◆ **PROBLEM STATEMENT**: Copy the lines below as they are; omit the images they contain.
** start SUPPLIED RECORDS **
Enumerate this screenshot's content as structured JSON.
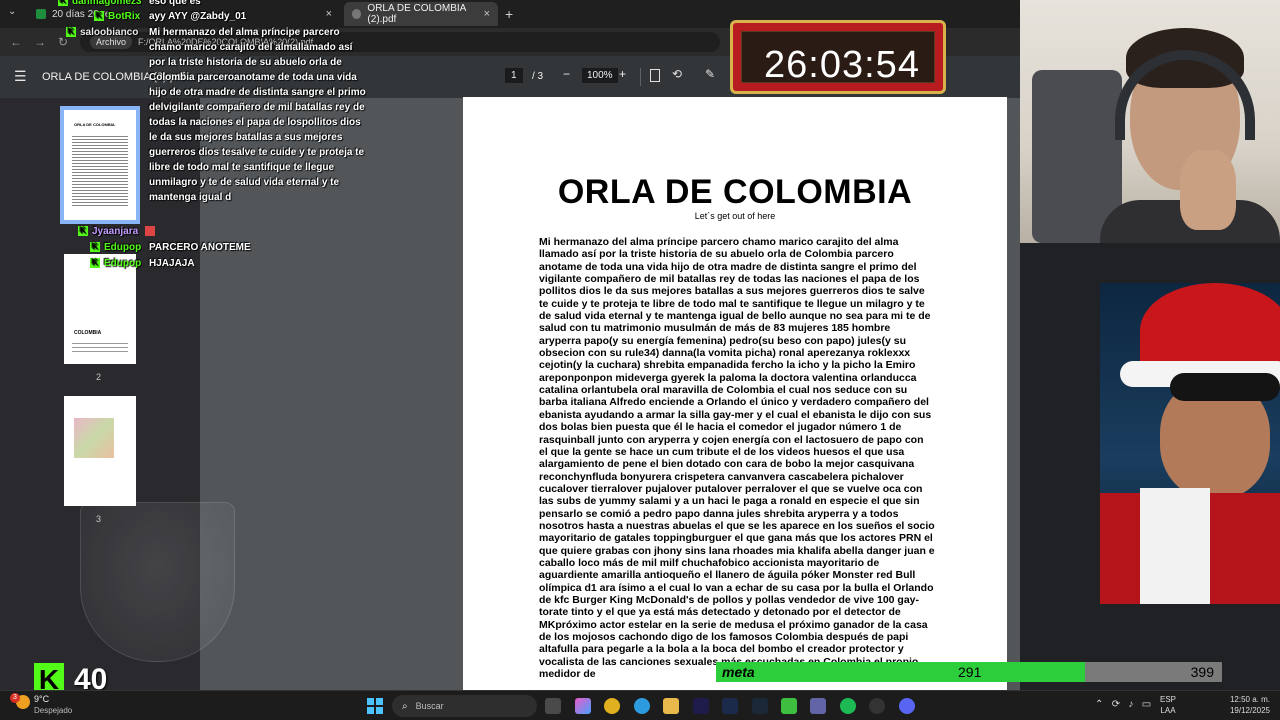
{
  "browser": {
    "tabs": [
      {
        "label": "20 días 20 re..."
      },
      {
        "label": "ORLA DE COLOMBIA (2).pdf"
      }
    ],
    "address_chip": "Archivo",
    "address_url": "F:/ORLA%20DE%20COLOMBIA%20(2).pdf",
    "new_tab_icon": "+",
    "close_icon": "×"
  },
  "pdf_toolbar": {
    "document_name": "ORLA DE COLOMBIA (2).pdf",
    "current_page": "1",
    "page_count": "/ 3",
    "zoom": "100%"
  },
  "sidebar": {
    "thumb1_title": "ORLA DE COLOMBIA",
    "thumb2_text": "COLOMBIA",
    "page_labels": [
      "2",
      "3"
    ]
  },
  "chat": {
    "messages": [
      {
        "user": "danmagomez3",
        "text": "eso que es"
      },
      {
        "user": "BotRix",
        "text": "ayy AYY @Zabdy_01"
      },
      {
        "user": "saloobianco",
        "text": "Mi hermanazo del alma príncipe parcero chamo marico carajito del almallamado así por la triste historia de su abuelo orla de Colombia parceroanotame de toda una vida hijo de otra madre de distinta sangre el primo delvigilante compañero de mil batallas rey de todas la naciones el papa de lospollitos dios le da sus mejores batallas a sus mejores guerreros dios tesalve te cuide y te proteja te libre de todo mal te santifique te llegue unmilagro y te de salud vida eternal y te mantenga igual d"
      },
      {
        "user": "Jyaanjara",
        "text": ""
      },
      {
        "user": "Edupop",
        "text": "PARCERO ANOTEME"
      },
      {
        "user": "Edupop",
        "text": "HJAJAJA"
      }
    ]
  },
  "document": {
    "title": "ORLA DE COLOMBIA",
    "subtitle": "Let´s get out of here",
    "body": "Mi hermanazo del alma príncipe parcero chamo marico carajito del alma llamado así por la triste historia de su abuelo orla de Colombia parcero anotame de toda una vida hijo de otra madre de distinta sangre el primo del vigilante compañero de mil batallas rey de todas las naciones el papa de los pollitos dios le da sus mejores batallas a sus mejores guerreros dios te salve te cuide y te proteja te libre de todo mal te santifique te llegue un milagro y te de salud vida eternal y te mantenga igual de bello aunque no sea para mi te de salud con tu matrimonio musulmán de más de 83 mujeres 185 hombre aryperra papo(y su energía femenina) pedro(su beso con papo) jules(y su obsecion con su rule34) danna(la vomita picha) ronal aperezanya roklexxx cejotin(y la cuchara) shrebita empanadida fercho la icho y la picho la Emiro areponponpon mideverga gyerek la paloma la doctora valentina orlanducca catalina orlantubela oral maravilla de Colombia el cual nos seduce con su barba italiana Alfredo enciende a Orlando el único y verdadero compañero del ebanista ayudando a armar la silla gay-mer y el cual el ebanista le dijo con sus dos bolas bien puesta que él le hacia el comedor el jugador número 1 de rasquinball junto con aryperra y cojen energía con el lactosuero de papo con el que la gente se hace un cum tribute el de los videos huesos el que usa alargamiento de pene el bien dotado con cara de bobo la mejor casquivana reconchynfluda bonyurera crispetera canvanvera cascabelera pichalover cucalover tierralover pujalover putalover perralover el que se vuelve oca con las subs de yummy salami y a un haci le paga a ronald en especie el que sin pensarlo se comió a pedro papo danna jules shrebita aryperra y a todos nosotros hasta a nuestras abuelas el que se les aparece en los sueños el socio mayoritario de gatales toppingburguer el que gana más que los actores PRN el que quiere grabas con jhony sins lana rhoades mia khalifa abella danger juan e caballo loco más de mil milf chuchafobico accionista mayoritario de aguardiente amarilla antioqueño el llanero de águila póker Monster red Bull olímpica d1 ara ísimo a el cual lo van a echar de su casa por la bulla el Orlando de kfc Burger King McDonald's de pollos y pollas vendedor de vive 100 gay-torate tinto y el que ya está más detectado y detonado por el detector de MKpróximo actor estelar en la serie de medusa el próximo ganador de la casa de los mojosos cachondo digo de los famosos Colombia después de papi altafulla para pegarle a la bola a la boca del bombo el creador protector y vocalista de las canciones sexuales más escuchadas en Colombia el propio medidor de"
  },
  "timer": {
    "value": "26:03:54"
  },
  "goal": {
    "label": "meta",
    "current": "291",
    "target": "399",
    "progress": 0.729
  },
  "kick": {
    "logo_letter": "K",
    "count": "40"
  },
  "taskbar": {
    "weather_badge": "3",
    "weather_temp": "9°C",
    "weather_desc": "Despejado",
    "search_placeholder": "Buscar",
    "lang_top": "ESP",
    "lang_bottom": "LAA",
    "time": "12:50 a. m.",
    "date": "19/12/2025"
  },
  "colors": {
    "accent_green": "#53fc18",
    "goal_green": "#2ccf3b",
    "timer_red": "#b81c20"
  }
}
** end SUPPLIED RECORDS **
◆ **EXERCISE SOLUTION**:
Enumerate this screenshot's content as structured JSON.
{
  "browser": {
    "tabs": [
      {
        "label": "20 días 20 re..."
      },
      {
        "label": "ORLA DE COLOMBIA (2).pdf"
      }
    ],
    "address_chip": "Archivo",
    "address_url": "F:/ORLA%20DE%20COLOMBIA%20(2).pdf",
    "new_tab_icon": "+",
    "close_icon": "×"
  },
  "pdf_toolbar": {
    "document_name": "ORLA DE COLOMBIA (2).pdf",
    "current_page": "1",
    "page_count": "/ 3",
    "zoom": "100%"
  },
  "sidebar": {
    "thumb1_title": "ORLA DE COLOMBIA",
    "thumb2_text": "COLOMBIA",
    "page_labels": [
      "2",
      "3"
    ]
  },
  "chat": {
    "messages": [
      {
        "user": "danmagomez3",
        "text": "eso que es"
      },
      {
        "user": "BotRix",
        "text": "ayy AYY @Zabdy_01"
      },
      {
        "user": "saloobianco",
        "text": "Mi hermanazo del alma príncipe parcero chamo marico carajito del almallamado así por la triste historia de su abuelo orla de Colombia parceroanotame de toda una vida hijo de otra madre de distinta sangre el primo delvigilante compañero de mil batallas rey de todas la naciones el papa de lospollitos dios le da sus mejores batallas a sus mejores guerreros dios tesalve te cuide y te proteja te libre de todo mal te santifique te llegue unmilagro y te de salud vida eternal y te mantenga igual d"
      },
      {
        "user": "Jyaanjara",
        "text": ""
      },
      {
        "user": "Edupop",
        "text": "PARCERO ANOTEME"
      },
      {
        "user": "Edupop",
        "text": "HJAJAJA"
      }
    ]
  },
  "document": {
    "title": "ORLA DE COLOMBIA",
    "subtitle": "Let´s get out of here",
    "body": "Mi hermanazo del alma príncipe parcero chamo marico carajito del alma llamado así por la triste historia de su abuelo orla de Colombia parcero anotame de toda una vida hijo de otra madre de distinta sangre el primo del vigilante compañero de mil batallas rey de todas las naciones el papa de los pollitos dios le da sus mejores batallas a sus mejores guerreros dios te salve te cuide y te proteja te libre de todo mal te santifique te llegue un milagro y te de salud vida eternal y te mantenga igual de bello aunque no sea para mi te de salud con tu matrimonio musulmán de más de 83 mujeres 185 hombre aryperra papo(y su energía femenina) pedro(su beso con papo) jules(y su obsecion con su rule34) danna(la vomita picha) ronal aperezanya roklexxx cejotin(y la cuchara) shrebita empanadida fercho la icho y la picho la Emiro areponponpon mideverga gyerek la paloma la doctora valentina orlanducca catalina orlantubela oral maravilla de Colombia el cual nos seduce con su barba italiana Alfredo enciende a Orlando el único y verdadero compañero del ebanista ayudando a armar la silla gay-mer y el cual el ebanista le dijo con sus dos bolas bien puesta que él le hacia el comedor el jugador número 1 de rasquinball junto con aryperra y cojen energía con el lactosuero de papo con el que la gente se hace un cum tribute el de los videos huesos el que usa alargamiento de pene el bien dotado con cara de bobo la mejor casquivana reconchynfluda bonyurera crispetera canvanvera cascabelera pichalover cucalover tierralover pujalover putalover perralover el que se vuelve oca con las subs de yummy salami y a un haci le paga a ronald en especie el que sin pensarlo se comió a pedro papo danna jules shrebita aryperra y a todos nosotros hasta a nuestras abuelas el que se les aparece en los sueños el socio mayoritario de gatales toppingburguer el que gana más que los actores PRN el que quiere grabas con jhony sins lana rhoades mia khalifa abella danger juan e caballo loco más de mil milf chuchafobico accionista mayoritario de aguardiente amarilla antioqueño el llanero de águila póker Monster red Bull olímpica d1 ara ísimo a el cual lo van a echar de su casa por la bulla el Orlando de kfc Burger King McDonald's de pollos y pollas vendedor de vive 100 gay-torate tinto y el que ya está más detectado y detonado por el detector de MKpróximo actor estelar en la serie de medusa el próximo ganador de la casa de los mojosos cachondo digo de los famosos Colombia después de papi altafulla para pegarle a la bola a la boca del bombo el creador protector y vocalista de las canciones sexuales más escuchadas en Colombia el propio medidor de"
  },
  "timer": {
    "value": "26:03:54"
  },
  "goal": {
    "label": "meta",
    "current": "291",
    "target": "399",
    "progress": 0.729
  },
  "kick": {
    "logo_letter": "K",
    "count": "40"
  },
  "taskbar": {
    "weather_badge": "3",
    "weather_temp": "9°C",
    "weather_desc": "Despejado",
    "search_placeholder": "Buscar",
    "lang_top": "ESP",
    "lang_bottom": "LAA",
    "time": "12:50 a. m.",
    "date": "19/12/2025"
  },
  "colors": {
    "accent_green": "#53fc18",
    "goal_green": "#2ccf3b",
    "timer_red": "#b81c20"
  }
}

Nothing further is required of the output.